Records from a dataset
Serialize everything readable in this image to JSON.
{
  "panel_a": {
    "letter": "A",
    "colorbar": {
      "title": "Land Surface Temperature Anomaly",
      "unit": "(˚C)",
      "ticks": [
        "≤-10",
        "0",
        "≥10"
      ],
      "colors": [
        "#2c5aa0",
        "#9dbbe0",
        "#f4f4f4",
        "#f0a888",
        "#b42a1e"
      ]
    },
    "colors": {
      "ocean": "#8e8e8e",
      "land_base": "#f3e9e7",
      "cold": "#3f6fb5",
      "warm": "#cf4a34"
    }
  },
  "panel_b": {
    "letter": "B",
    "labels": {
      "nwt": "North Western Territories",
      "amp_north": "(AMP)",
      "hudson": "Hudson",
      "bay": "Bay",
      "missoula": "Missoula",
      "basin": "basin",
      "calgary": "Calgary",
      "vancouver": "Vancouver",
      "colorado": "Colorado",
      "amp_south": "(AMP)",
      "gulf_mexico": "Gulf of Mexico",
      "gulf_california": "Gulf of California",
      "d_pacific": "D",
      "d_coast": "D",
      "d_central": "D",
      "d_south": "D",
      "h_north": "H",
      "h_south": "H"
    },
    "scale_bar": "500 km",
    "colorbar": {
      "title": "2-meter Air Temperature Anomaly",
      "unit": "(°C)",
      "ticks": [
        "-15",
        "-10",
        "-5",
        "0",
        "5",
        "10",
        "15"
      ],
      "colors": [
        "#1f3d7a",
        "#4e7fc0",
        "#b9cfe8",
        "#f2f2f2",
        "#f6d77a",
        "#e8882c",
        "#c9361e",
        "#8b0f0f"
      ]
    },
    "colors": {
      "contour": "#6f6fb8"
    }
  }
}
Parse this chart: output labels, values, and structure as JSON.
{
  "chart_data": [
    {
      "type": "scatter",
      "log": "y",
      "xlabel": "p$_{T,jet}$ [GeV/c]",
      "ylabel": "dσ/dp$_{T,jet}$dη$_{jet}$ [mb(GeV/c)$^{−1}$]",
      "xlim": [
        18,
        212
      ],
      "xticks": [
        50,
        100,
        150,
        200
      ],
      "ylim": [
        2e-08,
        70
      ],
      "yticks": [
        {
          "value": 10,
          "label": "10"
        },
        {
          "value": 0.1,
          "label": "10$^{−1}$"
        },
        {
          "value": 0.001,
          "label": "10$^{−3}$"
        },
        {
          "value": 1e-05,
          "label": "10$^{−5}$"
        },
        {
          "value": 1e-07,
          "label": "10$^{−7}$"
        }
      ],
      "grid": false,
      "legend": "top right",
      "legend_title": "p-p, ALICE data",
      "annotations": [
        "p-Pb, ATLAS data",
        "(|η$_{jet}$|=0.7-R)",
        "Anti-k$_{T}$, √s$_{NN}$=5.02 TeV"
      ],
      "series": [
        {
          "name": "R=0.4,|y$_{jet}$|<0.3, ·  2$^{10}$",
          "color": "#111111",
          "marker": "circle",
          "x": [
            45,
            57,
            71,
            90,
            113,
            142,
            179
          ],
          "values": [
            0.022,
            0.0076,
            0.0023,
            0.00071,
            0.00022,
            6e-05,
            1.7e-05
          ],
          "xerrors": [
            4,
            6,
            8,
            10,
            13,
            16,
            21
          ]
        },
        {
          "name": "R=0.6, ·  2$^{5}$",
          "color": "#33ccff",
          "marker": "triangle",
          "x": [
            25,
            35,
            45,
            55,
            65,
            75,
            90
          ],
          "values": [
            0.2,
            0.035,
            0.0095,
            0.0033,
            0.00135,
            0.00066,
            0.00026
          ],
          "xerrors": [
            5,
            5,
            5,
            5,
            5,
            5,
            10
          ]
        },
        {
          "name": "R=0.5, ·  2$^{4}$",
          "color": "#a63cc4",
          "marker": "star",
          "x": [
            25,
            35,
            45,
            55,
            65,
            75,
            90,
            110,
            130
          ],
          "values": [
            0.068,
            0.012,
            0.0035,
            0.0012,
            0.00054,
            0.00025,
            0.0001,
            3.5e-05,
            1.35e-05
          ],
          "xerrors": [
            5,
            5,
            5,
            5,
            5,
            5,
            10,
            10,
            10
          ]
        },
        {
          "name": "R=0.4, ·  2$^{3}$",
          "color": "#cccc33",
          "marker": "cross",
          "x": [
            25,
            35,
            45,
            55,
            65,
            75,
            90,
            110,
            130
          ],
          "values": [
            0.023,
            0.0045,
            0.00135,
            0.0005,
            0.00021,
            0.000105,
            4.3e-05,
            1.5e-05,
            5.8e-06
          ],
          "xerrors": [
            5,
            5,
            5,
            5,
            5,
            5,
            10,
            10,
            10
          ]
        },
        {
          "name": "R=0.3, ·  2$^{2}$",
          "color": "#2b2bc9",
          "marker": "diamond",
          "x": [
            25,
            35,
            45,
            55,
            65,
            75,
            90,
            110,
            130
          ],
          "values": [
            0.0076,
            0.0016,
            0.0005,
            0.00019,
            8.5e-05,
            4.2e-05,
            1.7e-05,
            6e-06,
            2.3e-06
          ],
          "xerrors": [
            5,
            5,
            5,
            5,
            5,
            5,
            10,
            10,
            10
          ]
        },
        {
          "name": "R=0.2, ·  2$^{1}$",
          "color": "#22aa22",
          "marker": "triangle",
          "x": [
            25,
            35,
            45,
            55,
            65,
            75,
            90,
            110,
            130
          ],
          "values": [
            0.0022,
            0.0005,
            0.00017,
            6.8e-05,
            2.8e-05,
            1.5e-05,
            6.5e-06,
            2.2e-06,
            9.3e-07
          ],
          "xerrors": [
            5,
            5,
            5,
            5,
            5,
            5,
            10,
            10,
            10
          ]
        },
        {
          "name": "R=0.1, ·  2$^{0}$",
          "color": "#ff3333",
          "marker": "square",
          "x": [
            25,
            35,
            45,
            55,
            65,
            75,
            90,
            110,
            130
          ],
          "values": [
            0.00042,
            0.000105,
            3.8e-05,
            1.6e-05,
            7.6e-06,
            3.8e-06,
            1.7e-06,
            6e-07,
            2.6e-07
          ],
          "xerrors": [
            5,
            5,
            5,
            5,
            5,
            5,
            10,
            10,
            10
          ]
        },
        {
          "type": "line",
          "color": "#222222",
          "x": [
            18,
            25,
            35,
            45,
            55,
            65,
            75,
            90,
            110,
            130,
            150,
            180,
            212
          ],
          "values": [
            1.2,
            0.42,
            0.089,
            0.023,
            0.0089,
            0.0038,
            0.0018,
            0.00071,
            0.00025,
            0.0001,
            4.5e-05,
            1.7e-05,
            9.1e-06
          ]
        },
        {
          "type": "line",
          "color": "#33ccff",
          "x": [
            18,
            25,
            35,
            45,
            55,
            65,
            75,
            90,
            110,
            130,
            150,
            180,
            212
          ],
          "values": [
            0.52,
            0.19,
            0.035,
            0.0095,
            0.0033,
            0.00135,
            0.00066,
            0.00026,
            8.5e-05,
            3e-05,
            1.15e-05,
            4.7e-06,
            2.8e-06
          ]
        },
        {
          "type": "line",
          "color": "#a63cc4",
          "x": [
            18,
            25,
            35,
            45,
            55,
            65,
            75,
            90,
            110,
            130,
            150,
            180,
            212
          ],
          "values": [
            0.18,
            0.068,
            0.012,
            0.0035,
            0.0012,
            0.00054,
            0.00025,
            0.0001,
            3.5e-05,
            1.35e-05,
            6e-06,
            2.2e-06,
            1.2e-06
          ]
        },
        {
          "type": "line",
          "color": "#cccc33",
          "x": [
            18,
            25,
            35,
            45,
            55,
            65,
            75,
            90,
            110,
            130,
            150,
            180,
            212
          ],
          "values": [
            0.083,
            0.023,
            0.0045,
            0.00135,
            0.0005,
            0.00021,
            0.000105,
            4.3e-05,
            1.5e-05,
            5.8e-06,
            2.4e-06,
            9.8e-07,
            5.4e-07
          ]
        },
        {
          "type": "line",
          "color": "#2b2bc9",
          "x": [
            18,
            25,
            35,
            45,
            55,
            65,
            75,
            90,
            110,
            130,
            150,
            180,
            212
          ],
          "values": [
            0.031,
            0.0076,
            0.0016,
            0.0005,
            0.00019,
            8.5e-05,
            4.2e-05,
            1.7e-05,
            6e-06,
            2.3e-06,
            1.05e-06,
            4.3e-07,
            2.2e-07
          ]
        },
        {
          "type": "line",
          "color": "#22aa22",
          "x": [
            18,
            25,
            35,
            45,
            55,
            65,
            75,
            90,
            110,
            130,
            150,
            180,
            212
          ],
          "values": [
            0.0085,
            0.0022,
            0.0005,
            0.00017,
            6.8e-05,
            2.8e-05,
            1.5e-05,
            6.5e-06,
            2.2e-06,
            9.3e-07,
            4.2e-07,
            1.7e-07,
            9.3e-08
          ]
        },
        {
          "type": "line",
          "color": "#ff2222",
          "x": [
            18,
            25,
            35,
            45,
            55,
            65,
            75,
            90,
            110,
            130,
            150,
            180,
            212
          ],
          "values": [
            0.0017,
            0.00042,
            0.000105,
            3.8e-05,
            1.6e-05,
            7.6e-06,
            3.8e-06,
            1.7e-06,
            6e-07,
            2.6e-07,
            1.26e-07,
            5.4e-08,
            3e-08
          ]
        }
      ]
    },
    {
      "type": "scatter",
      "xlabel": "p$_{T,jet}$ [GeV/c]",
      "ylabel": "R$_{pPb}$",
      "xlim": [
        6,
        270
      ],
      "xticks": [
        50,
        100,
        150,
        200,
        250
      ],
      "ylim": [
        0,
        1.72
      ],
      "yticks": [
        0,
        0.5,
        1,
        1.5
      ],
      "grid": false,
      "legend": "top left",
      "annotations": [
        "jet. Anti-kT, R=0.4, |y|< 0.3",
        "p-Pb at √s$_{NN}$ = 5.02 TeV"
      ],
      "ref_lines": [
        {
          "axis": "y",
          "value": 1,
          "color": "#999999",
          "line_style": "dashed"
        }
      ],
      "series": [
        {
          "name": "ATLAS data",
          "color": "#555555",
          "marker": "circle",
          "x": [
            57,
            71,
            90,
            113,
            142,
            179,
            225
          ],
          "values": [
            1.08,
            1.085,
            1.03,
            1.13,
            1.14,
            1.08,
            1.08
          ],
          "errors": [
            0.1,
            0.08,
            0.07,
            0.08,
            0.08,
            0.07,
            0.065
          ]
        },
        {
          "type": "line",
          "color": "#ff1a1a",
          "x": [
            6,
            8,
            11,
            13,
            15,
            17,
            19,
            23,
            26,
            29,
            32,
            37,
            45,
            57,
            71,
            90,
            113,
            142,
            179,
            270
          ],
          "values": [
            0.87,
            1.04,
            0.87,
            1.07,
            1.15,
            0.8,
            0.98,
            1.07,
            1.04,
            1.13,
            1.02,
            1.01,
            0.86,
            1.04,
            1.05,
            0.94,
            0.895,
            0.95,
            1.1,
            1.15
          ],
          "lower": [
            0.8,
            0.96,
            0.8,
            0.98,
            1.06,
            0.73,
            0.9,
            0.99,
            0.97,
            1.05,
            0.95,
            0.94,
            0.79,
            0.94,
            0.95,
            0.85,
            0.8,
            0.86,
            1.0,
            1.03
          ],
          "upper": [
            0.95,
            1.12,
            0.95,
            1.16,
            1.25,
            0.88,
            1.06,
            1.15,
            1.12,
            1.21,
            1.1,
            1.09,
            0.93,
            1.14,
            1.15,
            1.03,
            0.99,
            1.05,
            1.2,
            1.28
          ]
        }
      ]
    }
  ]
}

__Description of the task__
Look back over the material above and state how many lines hold the word "Anti". Write the number and nothing else.

__Result of this task__
2